• **Instruction**
Every line below that contains "клітинок" is to be copied.

** Start Data supplied **

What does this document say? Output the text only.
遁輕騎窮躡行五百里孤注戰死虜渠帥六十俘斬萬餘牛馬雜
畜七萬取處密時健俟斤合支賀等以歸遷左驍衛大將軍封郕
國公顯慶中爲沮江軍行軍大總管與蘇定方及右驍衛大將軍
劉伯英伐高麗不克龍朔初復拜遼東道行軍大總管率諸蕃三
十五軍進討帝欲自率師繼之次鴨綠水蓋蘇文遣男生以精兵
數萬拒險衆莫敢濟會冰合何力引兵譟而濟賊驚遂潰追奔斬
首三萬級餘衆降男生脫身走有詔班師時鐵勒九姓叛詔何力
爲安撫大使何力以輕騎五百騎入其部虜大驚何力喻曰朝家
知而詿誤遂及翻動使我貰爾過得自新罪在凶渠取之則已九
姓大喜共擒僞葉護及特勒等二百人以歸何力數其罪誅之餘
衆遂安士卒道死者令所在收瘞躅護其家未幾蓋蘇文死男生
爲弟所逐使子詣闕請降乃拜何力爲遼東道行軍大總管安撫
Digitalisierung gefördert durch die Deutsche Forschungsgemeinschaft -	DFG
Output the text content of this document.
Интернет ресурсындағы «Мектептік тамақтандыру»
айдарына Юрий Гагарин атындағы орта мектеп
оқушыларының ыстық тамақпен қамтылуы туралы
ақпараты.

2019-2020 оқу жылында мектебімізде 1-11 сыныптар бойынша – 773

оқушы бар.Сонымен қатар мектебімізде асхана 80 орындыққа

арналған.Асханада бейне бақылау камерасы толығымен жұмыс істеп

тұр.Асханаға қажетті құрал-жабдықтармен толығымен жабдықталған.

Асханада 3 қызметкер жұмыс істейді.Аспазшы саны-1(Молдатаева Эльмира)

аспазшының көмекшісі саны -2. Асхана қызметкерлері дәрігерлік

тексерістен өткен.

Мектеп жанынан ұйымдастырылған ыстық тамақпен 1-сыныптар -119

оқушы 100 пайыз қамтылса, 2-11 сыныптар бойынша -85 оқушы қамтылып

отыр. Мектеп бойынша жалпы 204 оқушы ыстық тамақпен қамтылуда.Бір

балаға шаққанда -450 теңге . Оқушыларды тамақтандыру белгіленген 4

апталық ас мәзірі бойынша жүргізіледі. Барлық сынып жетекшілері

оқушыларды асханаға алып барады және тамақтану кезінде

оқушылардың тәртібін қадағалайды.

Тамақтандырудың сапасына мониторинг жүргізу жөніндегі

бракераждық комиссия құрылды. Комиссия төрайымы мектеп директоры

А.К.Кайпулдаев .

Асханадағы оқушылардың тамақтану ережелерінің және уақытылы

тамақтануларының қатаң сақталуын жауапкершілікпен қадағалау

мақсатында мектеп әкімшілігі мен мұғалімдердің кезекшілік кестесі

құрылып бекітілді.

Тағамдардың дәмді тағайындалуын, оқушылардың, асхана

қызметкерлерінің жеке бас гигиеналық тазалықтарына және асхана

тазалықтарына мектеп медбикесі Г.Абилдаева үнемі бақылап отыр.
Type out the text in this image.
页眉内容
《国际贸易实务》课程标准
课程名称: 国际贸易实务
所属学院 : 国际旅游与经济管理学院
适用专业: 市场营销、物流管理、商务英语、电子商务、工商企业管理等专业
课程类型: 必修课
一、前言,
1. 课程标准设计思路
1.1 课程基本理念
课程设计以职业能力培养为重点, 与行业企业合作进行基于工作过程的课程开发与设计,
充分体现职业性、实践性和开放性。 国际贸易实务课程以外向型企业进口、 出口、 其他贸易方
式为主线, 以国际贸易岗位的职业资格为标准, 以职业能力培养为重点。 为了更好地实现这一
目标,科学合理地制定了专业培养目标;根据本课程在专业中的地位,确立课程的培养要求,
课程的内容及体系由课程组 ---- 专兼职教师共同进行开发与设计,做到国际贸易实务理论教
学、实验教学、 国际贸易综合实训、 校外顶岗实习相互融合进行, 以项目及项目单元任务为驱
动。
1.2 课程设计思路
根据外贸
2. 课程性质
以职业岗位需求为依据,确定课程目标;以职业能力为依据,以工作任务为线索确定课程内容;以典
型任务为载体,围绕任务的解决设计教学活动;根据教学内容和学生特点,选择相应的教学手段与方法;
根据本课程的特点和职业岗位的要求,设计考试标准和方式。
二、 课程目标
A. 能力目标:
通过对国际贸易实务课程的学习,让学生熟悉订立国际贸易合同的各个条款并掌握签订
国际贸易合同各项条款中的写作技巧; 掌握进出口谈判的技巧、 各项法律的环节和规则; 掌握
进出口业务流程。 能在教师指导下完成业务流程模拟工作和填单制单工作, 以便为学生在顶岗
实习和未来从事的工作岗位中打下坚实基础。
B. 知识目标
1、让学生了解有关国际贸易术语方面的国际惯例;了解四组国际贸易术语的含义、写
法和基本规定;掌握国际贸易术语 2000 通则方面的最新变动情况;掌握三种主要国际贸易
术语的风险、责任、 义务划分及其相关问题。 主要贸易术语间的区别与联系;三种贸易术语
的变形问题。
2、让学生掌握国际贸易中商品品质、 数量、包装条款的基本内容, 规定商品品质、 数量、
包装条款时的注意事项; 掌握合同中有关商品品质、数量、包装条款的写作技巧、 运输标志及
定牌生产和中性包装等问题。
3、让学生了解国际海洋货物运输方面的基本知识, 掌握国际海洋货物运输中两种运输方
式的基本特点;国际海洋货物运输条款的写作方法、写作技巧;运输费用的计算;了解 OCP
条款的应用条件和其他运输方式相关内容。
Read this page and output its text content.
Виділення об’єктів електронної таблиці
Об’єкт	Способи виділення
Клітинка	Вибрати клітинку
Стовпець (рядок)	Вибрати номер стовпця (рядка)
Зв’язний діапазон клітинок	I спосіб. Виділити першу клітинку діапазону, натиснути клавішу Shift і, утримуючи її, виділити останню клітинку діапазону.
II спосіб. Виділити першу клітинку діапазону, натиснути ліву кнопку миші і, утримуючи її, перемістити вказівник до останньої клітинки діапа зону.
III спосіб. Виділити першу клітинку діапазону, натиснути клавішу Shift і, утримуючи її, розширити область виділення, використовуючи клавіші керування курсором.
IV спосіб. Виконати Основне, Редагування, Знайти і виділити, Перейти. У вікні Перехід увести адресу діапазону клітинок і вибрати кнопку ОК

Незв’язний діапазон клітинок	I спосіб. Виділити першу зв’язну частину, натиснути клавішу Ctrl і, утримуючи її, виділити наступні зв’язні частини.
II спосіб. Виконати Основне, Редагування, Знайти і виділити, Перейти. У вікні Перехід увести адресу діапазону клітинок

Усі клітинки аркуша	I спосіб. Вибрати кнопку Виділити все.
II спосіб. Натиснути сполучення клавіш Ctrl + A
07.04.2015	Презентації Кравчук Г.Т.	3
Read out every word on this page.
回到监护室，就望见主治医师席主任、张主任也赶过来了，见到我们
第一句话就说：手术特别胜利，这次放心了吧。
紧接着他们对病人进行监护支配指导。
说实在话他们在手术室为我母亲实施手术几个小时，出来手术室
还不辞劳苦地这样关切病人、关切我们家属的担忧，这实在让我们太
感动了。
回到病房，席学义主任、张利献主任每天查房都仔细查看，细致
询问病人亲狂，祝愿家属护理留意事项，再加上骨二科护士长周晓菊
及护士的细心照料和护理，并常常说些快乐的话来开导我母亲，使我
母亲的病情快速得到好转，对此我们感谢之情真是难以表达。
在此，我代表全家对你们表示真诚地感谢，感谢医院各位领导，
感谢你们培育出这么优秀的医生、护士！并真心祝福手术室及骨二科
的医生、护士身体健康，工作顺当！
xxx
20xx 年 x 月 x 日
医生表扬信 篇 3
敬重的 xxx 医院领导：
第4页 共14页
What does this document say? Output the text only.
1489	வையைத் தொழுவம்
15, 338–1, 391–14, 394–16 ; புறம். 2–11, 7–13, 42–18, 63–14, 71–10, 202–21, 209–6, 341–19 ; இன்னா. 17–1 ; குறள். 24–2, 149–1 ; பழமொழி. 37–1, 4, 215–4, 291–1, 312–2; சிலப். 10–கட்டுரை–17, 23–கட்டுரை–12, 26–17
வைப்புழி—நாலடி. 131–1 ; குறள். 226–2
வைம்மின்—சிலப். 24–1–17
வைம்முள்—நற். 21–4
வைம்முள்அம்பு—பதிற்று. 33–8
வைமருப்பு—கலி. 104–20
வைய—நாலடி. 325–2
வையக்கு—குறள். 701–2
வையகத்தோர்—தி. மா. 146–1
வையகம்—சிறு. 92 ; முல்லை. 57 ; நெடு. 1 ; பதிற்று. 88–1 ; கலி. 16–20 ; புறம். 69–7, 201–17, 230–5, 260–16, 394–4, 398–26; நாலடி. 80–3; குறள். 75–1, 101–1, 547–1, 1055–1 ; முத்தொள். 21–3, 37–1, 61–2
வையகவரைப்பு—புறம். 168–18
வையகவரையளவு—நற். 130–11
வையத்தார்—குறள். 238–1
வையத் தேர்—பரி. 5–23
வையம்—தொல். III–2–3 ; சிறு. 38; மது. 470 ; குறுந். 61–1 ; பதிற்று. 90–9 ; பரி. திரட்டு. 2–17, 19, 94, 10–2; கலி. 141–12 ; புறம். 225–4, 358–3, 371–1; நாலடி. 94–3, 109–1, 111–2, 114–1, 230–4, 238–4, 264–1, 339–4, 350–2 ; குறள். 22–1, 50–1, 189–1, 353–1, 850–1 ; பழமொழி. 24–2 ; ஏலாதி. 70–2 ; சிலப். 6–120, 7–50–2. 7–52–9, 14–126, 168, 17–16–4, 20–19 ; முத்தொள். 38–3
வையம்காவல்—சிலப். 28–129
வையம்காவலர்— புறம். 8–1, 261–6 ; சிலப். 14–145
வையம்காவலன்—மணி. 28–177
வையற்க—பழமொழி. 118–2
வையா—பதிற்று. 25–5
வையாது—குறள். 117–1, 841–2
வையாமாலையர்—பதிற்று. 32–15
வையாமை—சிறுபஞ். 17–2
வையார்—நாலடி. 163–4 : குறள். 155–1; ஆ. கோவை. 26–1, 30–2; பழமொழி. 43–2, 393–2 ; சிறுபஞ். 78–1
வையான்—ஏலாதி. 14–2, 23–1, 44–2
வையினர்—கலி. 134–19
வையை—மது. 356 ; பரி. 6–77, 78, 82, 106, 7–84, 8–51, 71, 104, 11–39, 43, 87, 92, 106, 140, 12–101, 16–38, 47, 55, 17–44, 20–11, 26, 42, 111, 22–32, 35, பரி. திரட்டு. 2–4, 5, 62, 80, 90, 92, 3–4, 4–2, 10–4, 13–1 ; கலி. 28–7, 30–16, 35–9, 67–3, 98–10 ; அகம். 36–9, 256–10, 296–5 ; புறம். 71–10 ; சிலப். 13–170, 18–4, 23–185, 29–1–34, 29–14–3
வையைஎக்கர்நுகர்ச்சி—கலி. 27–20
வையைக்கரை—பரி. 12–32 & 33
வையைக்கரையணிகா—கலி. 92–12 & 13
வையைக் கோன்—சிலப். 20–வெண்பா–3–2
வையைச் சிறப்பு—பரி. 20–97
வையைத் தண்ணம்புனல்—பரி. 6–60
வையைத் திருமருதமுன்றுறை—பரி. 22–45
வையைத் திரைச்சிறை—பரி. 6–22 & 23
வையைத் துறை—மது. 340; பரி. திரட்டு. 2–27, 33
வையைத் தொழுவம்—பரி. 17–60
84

** End Data supplied **

• **Reply to the task**
Зв’язний діапазон клітинок	I спосіб. Виділити першу клітинку діапазону, натиснути клавішу Shift і, утримуючи її, виділити останню клітинку діапазону.
IV спосіб. Виконати Основне, Редагування, Знайти і виділити, Перейти. У вікні Перехід увести адресу діапазону клітинок і вибрати кнопку ОК
Незв’язний діапазон клітинок	I спосіб. Виділити першу зв’язну частину, натиснути клавішу Ctrl і, утримуючи її, виділити наступні зв’язні частини.
II спосіб. Виконати Основне, Редагування, Знайти і виділити, Перейти. У вікні Перехід увести адресу діапазону клітинок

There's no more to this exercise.